- Do this
Leaving out the pictures, please retype each record exactly.
— START OF Entries provided —
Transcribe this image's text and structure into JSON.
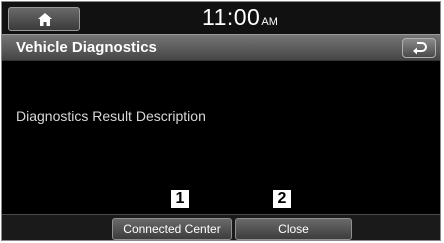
{
  "status_bar": {
    "home_icon": "home-icon",
    "time": "11:00",
    "ampm": "AM"
  },
  "header": {
    "title": "Vehicle Diagnostics",
    "back_icon": "back-arrow-icon"
  },
  "content": {
    "description": "Diagnostics Result Description"
  },
  "bottom_bar": {
    "buttons": [
      {
        "label": "Connected Center",
        "callout": "1"
      },
      {
        "label": "Close",
        "callout": "2"
      }
    ]
  }
}
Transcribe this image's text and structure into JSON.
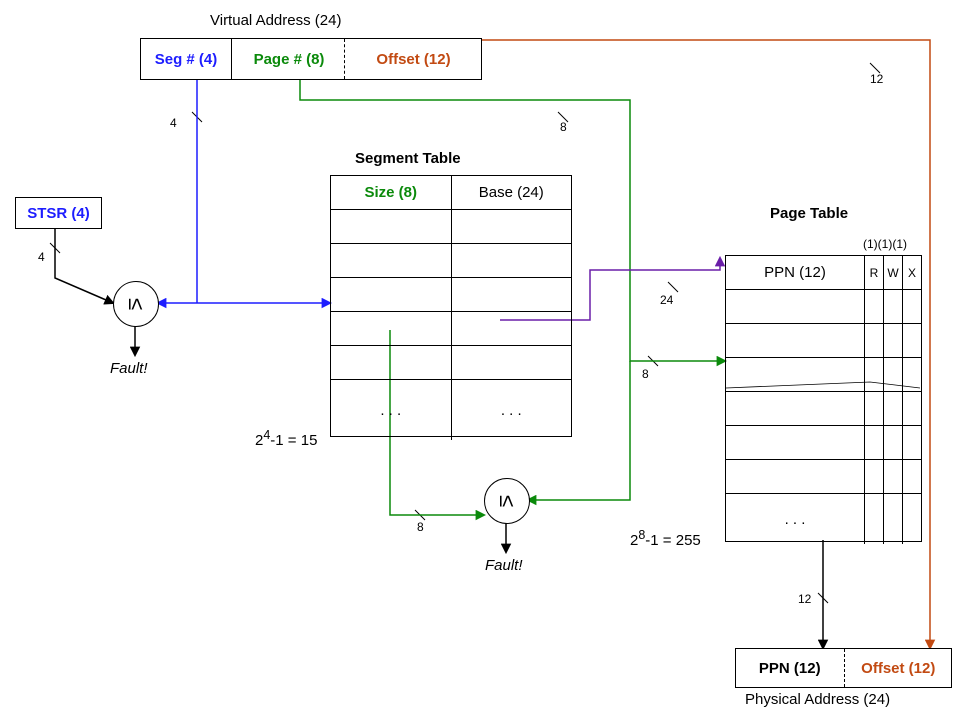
{
  "title": "Virtual Address (24)",
  "va": {
    "seg": "Seg # (4)",
    "page": "Page # (8)",
    "offset": "Offset (12)"
  },
  "stsr": "STSR (4)",
  "fault1": "Fault!",
  "fault2": "Fault!",
  "segtable": {
    "title": "Segment Table",
    "size": "Size (8)",
    "base": "Base (24)",
    "dots1": ". . .",
    "dots2": ". . .",
    "maxidx_a": "2",
    "maxidx_b": "4",
    "maxidx_c": "-1 = 15"
  },
  "pagetable": {
    "title": "Page Table",
    "ppn": "PPN (12)",
    "r": "R",
    "w": "W",
    "x": "X",
    "bits": "(1)(1)(1)",
    "dots": ". . .",
    "maxidx_a": "2",
    "maxidx_b": "8",
    "maxidx_c": "-1 = 255"
  },
  "pa": {
    "ppn": "PPN (12)",
    "offset": "Offset (12)",
    "title": "Physical Address (24)"
  },
  "wires": {
    "w4a": "4",
    "w4b": "4",
    "w8a": "8",
    "w8b": "8",
    "w8c": "8",
    "w12a": "12",
    "w12b": "12",
    "w24": "24"
  },
  "le1": "≤",
  "le2": "≤"
}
— END OF Entries provided —
- Result of the exercise
Transcribe this image's text and structure into JSON.
{
  "status_bar": {
    "home_icon": "home-icon",
    "time": "11:00",
    "ampm": "AM"
  },
  "header": {
    "title": "Vehicle Diagnostics",
    "back_icon": "back-arrow-icon"
  },
  "content": {
    "description": "Diagnostics Result Description"
  },
  "bottom_bar": {
    "buttons": [
      {
        "label": "Connected Center",
        "callout": "1"
      },
      {
        "label": "Close",
        "callout": "2"
      }
    ]
  }
}
Transcribe this image's text and structure into JSON.
{
  "title": "Virtual Address (24)",
  "va": {
    "seg": "Seg # (4)",
    "page": "Page # (8)",
    "offset": "Offset (12)"
  },
  "stsr": "STSR (4)",
  "fault1": "Fault!",
  "fault2": "Fault!",
  "segtable": {
    "title": "Segment Table",
    "size": "Size (8)",
    "base": "Base (24)",
    "dots1": ". . .",
    "dots2": ". . .",
    "maxidx_a": "2",
    "maxidx_b": "4",
    "maxidx_c": "-1 = 15"
  },
  "pagetable": {
    "title": "Page Table",
    "ppn": "PPN (12)",
    "r": "R",
    "w": "W",
    "x": "X",
    "bits": "(1)(1)(1)",
    "dots": ". . .",
    "maxidx_a": "2",
    "maxidx_b": "8",
    "maxidx_c": "-1 = 255"
  },
  "pa": {
    "ppn": "PPN (12)",
    "offset": "Offset (12)",
    "title": "Physical Address (24)"
  },
  "wires": {
    "w4a": "4",
    "w4b": "4",
    "w8a": "8",
    "w8b": "8",
    "w8c": "8",
    "w12a": "12",
    "w12b": "12",
    "w24": "24"
  },
  "le1": "≤",
  "le2": "≤"
}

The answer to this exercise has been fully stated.